MATERIAL FOR THE TASK
▽

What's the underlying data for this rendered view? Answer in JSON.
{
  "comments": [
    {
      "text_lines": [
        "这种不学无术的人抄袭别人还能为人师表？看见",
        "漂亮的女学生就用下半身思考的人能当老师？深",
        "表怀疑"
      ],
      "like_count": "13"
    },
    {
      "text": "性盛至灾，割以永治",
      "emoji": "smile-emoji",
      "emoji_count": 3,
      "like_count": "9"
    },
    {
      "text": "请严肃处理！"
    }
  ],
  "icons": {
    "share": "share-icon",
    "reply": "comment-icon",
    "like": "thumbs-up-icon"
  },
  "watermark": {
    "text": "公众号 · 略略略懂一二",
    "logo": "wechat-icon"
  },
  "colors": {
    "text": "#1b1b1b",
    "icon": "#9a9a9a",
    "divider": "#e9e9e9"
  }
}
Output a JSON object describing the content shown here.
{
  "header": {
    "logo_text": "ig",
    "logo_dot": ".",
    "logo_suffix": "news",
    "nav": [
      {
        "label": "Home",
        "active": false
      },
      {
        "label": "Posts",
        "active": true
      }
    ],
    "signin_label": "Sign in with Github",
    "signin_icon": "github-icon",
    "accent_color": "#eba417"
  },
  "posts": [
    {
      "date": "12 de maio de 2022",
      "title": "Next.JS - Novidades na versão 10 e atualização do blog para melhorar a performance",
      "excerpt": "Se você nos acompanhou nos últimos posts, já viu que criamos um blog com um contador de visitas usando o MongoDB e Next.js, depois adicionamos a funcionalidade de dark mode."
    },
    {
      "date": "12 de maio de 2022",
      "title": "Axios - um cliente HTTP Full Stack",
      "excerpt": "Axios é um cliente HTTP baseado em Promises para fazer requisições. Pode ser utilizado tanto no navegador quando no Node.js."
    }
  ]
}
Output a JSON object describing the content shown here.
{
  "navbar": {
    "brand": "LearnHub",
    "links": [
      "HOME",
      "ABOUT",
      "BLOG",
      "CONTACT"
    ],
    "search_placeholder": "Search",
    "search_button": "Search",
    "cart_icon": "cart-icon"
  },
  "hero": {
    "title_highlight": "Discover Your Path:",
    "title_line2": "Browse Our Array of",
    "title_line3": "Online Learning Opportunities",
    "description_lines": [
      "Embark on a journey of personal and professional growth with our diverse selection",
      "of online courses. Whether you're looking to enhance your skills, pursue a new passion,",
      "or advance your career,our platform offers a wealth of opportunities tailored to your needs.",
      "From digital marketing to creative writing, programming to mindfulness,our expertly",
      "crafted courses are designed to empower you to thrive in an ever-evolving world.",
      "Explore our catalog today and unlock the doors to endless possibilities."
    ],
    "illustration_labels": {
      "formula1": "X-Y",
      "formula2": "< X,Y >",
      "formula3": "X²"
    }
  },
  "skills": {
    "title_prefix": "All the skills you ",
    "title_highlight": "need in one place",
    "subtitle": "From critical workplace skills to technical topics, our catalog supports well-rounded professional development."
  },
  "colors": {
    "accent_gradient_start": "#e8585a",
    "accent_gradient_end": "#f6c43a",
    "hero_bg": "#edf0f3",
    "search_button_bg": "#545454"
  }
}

△

EXERCISE BRIEF
Copy the material above, line for line.

RESPONSE TO THIS EXERCISE
What's the underlying data for this rendered view? Answer in JSON.
{
  "comments": [
    {
      "text_lines": [
        "这种不学无术的人抄袭别人还能为人师表？看见",
        "漂亮的女学生就用下半身思考的人能当老师？深",
        "表怀疑"
      ],
      "like_count": "13"
    },
    {
      "text": "性盛至灾，割以永治",
      "emoji": "smile-emoji",
      "emoji_count": 3,
      "like_count": "9"
    },
    {
      "text": "请严肃处理！"
    }
  ],
  "icons": {
    "share": "share-icon",
    "reply": "comment-icon",
    "like": "thumbs-up-icon"
  },
  "watermark": {
    "text": "公众号 · 略略略懂一二",
    "logo": "wechat-icon"
  },
  "colors": {
    "text": "#1b1b1b",
    "icon": "#9a9a9a",
    "divider": "#e9e9e9"
  }
}
Output a JSON object describing the content shown here.
{
  "header": {
    "logo_text": "ig",
    "logo_dot": ".",
    "logo_suffix": "news",
    "nav": [
      {
        "label": "Home",
        "active": false
      },
      {
        "label": "Posts",
        "active": true
      }
    ],
    "signin_label": "Sign in with Github",
    "signin_icon": "github-icon",
    "accent_color": "#eba417"
  },
  "posts": [
    {
      "date": "12 de maio de 2022",
      "title": "Next.JS - Novidades na versão 10 e atualização do blog para melhorar a performance",
      "excerpt": "Se você nos acompanhou nos últimos posts, já viu que criamos um blog com um contador de visitas usando o MongoDB e Next.js, depois adicionamos a funcionalidade de dark mode."
    },
    {
      "date": "12 de maio de 2022",
      "title": "Axios - um cliente HTTP Full Stack",
      "excerpt": "Axios é um cliente HTTP baseado em Promises para fazer requisições. Pode ser utilizado tanto no navegador quando no Node.js."
    }
  ]
}
Output a JSON object describing the content shown here.
{
  "navbar": {
    "brand": "LearnHub",
    "links": [
      "HOME",
      "ABOUT",
      "BLOG",
      "CONTACT"
    ],
    "search_placeholder": "Search",
    "search_button": "Search",
    "cart_icon": "cart-icon"
  },
  "hero": {
    "title_highlight": "Discover Your Path:",
    "title_line2": "Browse Our Array of",
    "title_line3": "Online Learning Opportunities",
    "description_lines": [
      "Embark on a journey of personal and professional growth with our diverse selection",
      "of online courses. Whether you're looking to enhance your skills, pursue a new passion,",
      "or advance your career,our platform offers a wealth of opportunities tailored to your needs.",
      "From digital marketing to creative writing, programming to mindfulness,our expertly",
      "crafted courses are designed to empower you to thrive in an ever-evolving world.",
      "Explore our catalog today and unlock the doors to endless possibilities."
    ],
    "illustration_labels": {
      "formula1": "X-Y",
      "formula2": "< X,Y >",
      "formula3": "X²"
    }
  },
  "skills": {
    "title_prefix": "All the skills you ",
    "title_highlight": "need in one place",
    "subtitle": "From critical workplace skills to technical topics, our catalog supports well-rounded professional development."
  },
  "colors": {
    "accent_gradient_start": "#e8585a",
    "accent_gradient_end": "#f6c43a",
    "hero_bg": "#edf0f3",
    "search_button_bg": "#545454"
  }
}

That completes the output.